[Task prompt]
Of all the lines in the material, how many include the word "Vitamin"? Give only the number.

[Rows]
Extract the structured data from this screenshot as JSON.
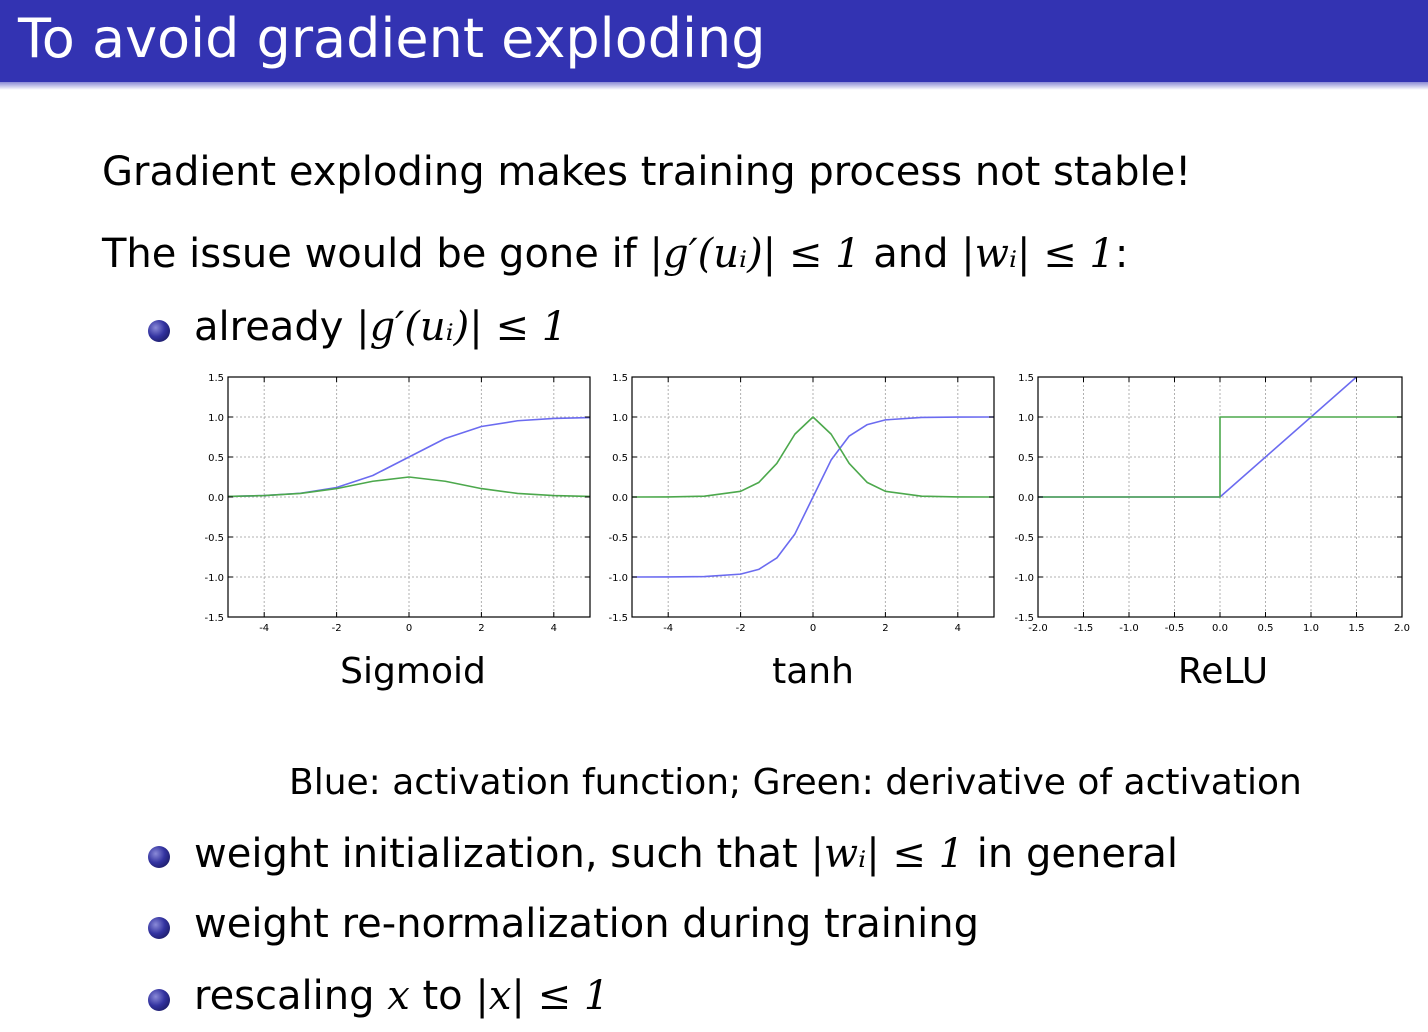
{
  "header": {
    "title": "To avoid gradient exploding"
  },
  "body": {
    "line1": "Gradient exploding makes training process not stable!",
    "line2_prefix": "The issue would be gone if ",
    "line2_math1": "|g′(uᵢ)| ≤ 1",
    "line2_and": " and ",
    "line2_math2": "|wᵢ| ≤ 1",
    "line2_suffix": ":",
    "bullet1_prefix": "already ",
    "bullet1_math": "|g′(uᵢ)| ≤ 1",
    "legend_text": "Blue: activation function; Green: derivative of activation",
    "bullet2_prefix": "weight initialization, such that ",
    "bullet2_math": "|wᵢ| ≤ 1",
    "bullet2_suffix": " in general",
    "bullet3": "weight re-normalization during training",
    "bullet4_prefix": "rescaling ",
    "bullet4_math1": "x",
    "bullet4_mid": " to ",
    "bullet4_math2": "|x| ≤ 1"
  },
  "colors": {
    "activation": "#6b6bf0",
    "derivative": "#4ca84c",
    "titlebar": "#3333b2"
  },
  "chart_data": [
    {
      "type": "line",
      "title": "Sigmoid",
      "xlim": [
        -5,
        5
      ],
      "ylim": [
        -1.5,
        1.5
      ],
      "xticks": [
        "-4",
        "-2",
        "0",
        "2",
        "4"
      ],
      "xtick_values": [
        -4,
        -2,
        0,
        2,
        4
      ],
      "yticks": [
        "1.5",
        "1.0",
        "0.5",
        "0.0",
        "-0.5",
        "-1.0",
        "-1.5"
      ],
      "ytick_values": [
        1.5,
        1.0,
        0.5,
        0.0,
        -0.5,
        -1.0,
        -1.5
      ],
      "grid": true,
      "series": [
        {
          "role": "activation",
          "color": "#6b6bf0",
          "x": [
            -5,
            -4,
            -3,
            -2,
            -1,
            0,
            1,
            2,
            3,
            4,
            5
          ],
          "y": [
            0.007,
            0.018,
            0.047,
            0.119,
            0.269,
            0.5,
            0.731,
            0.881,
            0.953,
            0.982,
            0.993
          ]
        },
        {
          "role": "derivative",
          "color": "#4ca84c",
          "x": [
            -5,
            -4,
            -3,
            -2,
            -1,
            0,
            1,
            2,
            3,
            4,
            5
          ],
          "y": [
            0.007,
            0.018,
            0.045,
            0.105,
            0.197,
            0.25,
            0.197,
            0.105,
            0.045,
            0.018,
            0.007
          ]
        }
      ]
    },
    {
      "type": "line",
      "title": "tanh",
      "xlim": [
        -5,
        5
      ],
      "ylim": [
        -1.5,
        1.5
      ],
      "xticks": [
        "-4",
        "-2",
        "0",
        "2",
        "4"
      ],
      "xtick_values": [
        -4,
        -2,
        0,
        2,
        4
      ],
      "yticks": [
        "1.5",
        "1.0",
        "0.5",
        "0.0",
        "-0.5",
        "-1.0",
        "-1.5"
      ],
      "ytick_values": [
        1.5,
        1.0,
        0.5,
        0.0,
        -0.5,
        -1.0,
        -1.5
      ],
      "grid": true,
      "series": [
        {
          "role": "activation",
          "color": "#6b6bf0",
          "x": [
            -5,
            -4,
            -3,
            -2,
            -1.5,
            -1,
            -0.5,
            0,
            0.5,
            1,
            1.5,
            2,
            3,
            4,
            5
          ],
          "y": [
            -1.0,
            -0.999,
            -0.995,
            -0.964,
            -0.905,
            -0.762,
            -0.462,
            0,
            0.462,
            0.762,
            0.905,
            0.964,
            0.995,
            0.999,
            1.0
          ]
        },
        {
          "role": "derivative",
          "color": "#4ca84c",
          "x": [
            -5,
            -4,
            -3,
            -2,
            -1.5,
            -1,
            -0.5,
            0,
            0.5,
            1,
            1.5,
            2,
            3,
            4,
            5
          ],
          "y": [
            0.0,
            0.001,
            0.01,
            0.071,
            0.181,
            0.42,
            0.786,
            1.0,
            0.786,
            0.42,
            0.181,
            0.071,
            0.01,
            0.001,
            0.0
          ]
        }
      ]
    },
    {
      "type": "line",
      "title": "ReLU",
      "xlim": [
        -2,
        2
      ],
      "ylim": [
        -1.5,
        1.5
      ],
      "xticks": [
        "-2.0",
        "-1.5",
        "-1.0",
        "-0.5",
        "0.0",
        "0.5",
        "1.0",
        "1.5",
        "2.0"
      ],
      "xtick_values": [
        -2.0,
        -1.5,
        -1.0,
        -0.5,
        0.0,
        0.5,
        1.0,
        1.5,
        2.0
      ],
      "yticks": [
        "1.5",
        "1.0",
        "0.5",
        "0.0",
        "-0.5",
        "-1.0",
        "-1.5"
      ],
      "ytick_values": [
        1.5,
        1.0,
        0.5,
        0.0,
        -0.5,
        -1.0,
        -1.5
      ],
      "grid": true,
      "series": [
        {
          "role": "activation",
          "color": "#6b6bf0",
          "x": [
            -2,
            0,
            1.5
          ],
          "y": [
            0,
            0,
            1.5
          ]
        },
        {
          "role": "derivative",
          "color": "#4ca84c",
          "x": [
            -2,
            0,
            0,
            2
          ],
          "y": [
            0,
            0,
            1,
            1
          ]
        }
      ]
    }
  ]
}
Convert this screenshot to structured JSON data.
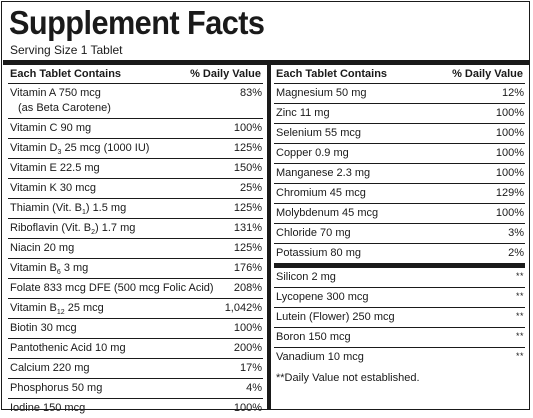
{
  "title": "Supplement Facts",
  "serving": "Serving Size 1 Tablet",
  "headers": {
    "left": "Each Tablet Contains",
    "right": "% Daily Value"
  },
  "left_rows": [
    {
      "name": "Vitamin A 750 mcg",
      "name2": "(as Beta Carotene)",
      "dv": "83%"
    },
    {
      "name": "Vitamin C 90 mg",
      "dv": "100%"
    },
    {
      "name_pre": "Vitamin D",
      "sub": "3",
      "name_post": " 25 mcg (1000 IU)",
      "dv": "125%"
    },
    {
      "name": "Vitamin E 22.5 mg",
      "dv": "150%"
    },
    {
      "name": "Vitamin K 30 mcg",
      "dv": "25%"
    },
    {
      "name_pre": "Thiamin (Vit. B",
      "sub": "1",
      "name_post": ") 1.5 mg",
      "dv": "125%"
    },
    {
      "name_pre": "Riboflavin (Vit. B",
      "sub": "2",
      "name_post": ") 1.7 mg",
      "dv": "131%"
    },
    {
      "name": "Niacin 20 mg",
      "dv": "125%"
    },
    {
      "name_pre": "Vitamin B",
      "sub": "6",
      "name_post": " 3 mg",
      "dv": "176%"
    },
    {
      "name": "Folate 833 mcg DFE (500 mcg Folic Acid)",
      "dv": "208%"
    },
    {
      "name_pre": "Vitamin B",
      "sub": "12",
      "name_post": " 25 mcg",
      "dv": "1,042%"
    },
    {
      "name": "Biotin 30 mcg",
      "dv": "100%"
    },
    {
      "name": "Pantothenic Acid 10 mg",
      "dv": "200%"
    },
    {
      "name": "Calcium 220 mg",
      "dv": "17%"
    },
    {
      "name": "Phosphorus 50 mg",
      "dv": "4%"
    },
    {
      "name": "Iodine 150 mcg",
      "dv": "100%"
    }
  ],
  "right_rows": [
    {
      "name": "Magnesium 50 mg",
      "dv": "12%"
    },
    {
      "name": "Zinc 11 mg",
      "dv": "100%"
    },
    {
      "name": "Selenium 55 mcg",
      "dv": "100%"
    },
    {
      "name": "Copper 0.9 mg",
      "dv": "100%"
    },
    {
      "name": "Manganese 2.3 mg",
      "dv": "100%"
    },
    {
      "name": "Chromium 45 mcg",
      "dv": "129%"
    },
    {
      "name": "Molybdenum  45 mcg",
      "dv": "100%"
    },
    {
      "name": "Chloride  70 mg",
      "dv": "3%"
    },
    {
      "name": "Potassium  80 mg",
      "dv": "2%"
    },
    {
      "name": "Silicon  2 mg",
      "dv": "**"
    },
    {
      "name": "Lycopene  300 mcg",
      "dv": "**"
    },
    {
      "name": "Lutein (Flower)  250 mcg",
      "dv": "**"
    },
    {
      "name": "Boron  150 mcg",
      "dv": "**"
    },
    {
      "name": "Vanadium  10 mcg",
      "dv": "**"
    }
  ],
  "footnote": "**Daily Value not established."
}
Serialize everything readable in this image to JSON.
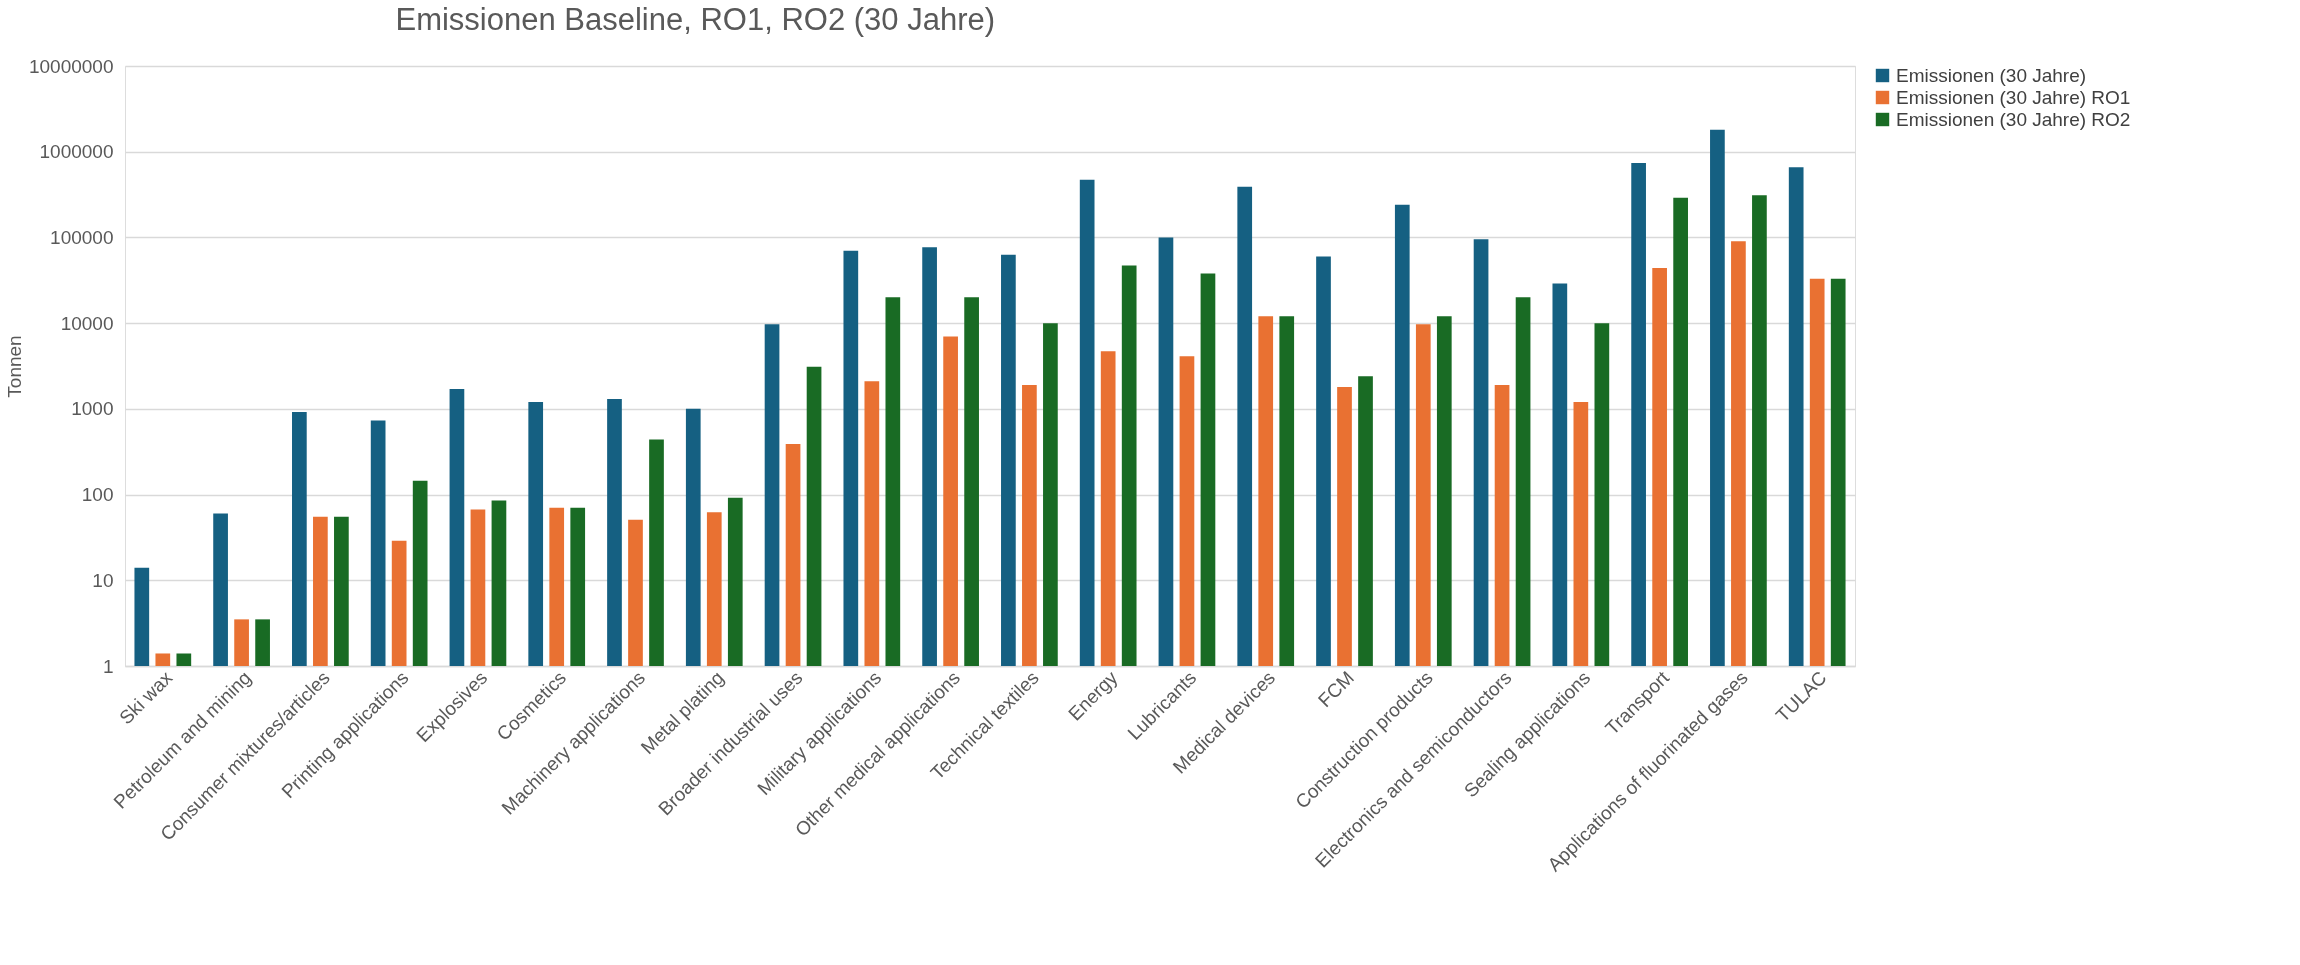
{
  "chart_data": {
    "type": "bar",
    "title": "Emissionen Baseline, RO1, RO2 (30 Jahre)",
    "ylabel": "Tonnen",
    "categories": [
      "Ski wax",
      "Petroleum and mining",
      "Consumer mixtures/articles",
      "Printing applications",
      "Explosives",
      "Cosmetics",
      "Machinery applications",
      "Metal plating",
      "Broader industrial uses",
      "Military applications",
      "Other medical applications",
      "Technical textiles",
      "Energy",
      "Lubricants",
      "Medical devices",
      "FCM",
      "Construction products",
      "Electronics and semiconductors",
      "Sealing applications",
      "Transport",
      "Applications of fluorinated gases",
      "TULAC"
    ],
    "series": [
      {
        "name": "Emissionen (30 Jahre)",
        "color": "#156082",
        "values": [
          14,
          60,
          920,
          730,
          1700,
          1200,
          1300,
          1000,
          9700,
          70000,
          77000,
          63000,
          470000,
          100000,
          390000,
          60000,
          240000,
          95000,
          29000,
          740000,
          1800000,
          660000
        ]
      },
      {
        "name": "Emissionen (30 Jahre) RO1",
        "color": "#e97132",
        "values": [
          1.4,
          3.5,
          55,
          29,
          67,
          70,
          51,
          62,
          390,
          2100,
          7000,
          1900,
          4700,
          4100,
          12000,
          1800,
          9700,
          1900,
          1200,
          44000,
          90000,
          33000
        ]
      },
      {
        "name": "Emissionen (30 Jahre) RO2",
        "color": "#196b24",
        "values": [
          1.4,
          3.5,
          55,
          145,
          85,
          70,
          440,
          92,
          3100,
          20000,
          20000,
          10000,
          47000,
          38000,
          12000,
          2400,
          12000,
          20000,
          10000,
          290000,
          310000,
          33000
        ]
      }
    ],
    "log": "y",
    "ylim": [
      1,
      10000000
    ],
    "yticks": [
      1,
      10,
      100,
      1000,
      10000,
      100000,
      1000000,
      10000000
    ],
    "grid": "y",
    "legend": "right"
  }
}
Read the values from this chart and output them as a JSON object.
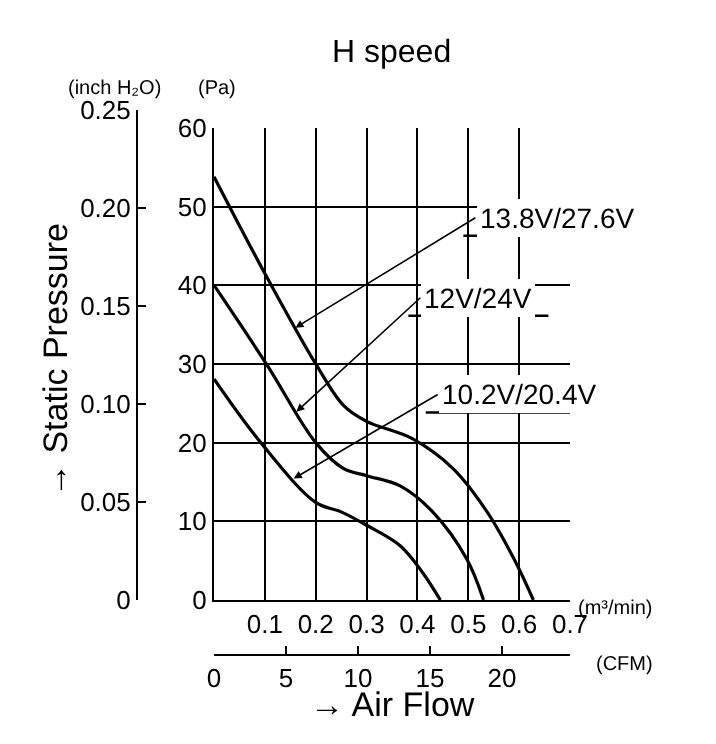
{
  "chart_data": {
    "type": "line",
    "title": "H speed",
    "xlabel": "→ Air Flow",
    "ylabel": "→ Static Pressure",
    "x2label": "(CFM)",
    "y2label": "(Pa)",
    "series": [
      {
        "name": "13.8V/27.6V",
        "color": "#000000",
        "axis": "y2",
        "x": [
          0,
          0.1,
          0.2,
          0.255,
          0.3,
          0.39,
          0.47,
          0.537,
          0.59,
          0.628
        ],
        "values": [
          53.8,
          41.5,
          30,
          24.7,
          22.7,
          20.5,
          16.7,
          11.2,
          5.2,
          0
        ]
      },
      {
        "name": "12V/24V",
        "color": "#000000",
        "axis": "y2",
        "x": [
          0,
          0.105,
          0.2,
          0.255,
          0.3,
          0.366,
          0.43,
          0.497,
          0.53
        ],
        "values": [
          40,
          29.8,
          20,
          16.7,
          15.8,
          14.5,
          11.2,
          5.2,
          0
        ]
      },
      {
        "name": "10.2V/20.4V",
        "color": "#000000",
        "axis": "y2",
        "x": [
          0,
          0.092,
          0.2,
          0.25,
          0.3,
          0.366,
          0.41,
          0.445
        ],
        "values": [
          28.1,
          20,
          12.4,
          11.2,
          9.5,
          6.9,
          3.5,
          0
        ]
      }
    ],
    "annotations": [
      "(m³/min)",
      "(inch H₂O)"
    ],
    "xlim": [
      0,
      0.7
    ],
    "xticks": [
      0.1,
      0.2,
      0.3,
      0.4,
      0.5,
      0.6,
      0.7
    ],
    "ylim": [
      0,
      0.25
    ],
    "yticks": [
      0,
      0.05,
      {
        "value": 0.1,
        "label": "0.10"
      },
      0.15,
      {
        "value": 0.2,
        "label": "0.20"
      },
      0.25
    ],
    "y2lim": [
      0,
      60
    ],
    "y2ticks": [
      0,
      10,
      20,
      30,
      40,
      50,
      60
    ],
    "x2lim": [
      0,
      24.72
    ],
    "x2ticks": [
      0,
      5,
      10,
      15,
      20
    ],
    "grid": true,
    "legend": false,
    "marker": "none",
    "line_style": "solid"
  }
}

[Correct response]
7